## Begin DATASET RECORDS

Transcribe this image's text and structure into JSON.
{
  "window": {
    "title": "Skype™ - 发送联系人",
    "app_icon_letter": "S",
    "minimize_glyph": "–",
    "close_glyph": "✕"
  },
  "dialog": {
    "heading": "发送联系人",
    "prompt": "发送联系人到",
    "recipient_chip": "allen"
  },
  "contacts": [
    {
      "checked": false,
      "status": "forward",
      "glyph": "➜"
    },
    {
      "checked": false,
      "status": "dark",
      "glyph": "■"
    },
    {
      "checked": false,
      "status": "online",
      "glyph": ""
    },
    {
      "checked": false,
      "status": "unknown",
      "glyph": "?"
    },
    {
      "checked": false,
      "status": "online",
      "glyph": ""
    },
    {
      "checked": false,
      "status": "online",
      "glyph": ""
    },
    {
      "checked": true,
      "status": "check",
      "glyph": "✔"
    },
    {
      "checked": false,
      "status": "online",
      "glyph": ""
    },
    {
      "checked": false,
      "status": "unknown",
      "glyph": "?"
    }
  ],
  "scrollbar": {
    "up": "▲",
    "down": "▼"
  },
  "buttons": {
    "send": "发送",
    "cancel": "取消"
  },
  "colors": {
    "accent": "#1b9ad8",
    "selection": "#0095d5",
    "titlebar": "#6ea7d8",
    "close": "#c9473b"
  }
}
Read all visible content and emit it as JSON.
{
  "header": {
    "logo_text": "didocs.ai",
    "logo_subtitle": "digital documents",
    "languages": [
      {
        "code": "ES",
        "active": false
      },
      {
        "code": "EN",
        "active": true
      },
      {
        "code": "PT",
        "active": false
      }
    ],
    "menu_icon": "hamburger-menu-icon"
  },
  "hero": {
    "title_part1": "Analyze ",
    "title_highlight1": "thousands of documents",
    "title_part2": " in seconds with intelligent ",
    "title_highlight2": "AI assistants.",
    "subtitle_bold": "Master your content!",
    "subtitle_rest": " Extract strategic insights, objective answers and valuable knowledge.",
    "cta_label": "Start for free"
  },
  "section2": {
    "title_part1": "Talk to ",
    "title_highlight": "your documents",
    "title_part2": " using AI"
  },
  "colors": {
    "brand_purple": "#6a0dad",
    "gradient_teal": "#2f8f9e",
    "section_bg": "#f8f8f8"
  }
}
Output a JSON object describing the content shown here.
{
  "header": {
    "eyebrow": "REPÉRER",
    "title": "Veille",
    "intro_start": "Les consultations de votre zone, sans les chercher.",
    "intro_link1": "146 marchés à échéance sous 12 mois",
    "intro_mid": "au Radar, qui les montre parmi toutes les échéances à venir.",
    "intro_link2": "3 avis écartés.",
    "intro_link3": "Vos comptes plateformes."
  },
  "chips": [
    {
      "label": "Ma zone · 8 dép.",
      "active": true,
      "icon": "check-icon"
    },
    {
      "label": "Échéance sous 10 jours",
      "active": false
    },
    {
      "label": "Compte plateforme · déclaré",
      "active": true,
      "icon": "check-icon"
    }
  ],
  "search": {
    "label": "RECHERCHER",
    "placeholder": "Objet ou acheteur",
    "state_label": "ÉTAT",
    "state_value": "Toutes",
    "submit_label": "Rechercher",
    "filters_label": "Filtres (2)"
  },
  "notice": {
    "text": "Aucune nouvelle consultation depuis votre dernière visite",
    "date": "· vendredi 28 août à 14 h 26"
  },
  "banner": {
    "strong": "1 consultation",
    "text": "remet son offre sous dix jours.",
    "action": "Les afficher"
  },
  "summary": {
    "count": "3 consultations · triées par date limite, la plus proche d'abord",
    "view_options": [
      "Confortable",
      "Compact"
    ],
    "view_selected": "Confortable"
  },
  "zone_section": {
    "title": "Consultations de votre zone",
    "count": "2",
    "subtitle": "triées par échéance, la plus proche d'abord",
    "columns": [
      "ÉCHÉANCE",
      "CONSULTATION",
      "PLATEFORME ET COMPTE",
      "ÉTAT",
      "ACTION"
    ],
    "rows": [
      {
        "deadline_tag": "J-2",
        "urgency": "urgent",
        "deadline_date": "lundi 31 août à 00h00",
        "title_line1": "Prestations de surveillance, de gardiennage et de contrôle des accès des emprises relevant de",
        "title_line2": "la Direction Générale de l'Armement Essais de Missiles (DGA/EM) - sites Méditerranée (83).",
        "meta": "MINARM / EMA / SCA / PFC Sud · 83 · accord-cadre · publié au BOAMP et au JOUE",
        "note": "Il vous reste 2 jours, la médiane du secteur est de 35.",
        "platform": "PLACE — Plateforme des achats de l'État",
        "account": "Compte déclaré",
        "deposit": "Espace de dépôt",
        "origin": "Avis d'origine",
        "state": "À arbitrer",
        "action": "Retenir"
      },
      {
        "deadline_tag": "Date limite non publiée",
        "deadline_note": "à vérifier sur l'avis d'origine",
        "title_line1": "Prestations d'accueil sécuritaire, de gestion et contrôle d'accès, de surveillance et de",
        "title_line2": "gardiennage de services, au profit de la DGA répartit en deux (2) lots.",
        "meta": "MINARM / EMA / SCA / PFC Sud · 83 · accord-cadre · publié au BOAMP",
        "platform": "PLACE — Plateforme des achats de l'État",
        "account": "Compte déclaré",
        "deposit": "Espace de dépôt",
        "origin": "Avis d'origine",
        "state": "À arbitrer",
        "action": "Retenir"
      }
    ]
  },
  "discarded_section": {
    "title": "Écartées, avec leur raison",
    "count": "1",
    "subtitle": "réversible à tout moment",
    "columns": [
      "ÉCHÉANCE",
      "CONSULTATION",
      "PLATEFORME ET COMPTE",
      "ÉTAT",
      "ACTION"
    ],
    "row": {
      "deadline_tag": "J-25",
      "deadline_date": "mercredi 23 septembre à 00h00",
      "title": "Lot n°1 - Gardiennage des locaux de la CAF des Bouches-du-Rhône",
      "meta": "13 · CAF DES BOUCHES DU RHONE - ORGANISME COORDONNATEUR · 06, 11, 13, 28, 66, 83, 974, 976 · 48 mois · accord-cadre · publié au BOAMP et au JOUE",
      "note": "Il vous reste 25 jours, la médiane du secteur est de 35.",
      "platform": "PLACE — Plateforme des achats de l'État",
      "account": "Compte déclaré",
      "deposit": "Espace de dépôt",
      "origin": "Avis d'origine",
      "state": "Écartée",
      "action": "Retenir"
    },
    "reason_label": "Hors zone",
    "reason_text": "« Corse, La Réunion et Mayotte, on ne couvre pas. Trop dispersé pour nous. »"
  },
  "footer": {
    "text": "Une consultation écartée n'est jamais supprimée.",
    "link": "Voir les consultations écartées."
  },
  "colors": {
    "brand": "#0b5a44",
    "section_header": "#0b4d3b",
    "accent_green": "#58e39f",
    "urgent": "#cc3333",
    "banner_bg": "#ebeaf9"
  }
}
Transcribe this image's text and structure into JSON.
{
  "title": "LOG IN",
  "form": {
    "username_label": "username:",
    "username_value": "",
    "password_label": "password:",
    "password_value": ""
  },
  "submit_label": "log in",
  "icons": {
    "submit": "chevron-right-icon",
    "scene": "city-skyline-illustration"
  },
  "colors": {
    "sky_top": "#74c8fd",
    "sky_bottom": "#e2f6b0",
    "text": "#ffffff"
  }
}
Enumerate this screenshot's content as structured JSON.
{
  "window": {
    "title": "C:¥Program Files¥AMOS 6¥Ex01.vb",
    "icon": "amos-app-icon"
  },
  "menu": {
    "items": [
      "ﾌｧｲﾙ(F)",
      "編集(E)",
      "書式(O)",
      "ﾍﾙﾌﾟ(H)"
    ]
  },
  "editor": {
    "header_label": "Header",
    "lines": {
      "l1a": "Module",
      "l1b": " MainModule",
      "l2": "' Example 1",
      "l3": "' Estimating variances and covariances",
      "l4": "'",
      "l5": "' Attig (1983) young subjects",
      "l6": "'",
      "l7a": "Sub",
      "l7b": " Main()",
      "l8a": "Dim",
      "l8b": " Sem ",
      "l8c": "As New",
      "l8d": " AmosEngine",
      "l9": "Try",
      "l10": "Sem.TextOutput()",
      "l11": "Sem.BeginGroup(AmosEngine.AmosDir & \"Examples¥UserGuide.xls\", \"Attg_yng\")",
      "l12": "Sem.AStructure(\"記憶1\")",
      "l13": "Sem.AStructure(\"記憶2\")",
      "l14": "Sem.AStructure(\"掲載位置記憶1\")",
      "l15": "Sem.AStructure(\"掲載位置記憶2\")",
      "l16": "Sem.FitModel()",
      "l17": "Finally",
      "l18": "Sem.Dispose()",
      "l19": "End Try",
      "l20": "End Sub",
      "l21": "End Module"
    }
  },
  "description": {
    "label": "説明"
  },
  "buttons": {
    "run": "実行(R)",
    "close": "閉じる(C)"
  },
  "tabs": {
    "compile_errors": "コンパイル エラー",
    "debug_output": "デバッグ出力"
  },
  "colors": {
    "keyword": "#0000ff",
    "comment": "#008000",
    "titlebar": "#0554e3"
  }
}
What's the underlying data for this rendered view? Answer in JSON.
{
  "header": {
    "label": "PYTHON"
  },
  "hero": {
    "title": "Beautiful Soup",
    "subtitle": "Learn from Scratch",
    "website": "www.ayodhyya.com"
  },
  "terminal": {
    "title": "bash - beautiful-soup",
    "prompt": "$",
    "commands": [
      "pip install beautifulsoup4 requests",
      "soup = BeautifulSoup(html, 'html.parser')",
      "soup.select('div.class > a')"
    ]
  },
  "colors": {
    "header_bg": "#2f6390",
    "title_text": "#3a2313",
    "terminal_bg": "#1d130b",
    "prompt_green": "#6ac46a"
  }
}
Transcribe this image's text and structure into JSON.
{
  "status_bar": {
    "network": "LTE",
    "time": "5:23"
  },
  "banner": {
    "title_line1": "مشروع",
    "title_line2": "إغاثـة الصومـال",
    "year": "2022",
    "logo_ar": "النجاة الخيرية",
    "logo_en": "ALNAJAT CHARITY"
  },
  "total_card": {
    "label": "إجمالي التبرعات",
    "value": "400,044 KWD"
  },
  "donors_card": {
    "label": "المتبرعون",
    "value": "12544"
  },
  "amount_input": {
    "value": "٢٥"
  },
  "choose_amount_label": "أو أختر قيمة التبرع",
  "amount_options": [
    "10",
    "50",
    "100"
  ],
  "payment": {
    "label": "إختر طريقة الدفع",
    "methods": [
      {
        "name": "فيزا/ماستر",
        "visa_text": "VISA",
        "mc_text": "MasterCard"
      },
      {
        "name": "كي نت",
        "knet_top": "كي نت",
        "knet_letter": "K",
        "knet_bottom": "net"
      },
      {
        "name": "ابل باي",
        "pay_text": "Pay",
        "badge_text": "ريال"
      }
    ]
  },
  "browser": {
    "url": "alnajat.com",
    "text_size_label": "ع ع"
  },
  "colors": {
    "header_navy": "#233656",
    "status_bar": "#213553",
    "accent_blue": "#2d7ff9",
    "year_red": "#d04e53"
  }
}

## End DATASET RECORDS

## WHAT THE EXERCISE ASKS
Return all lines containing the word "jours".

## RESULT FOR THIS EXERCISE
      "label": "Échéance sous 10 jours",
    "text": "remet son offre sous dix jours.",
        "note": "Il vous reste 2 jours, la médiane du secteur est de 35.",
      "note": "Il vous reste 25 jours, la médiane du secteur est de 35.",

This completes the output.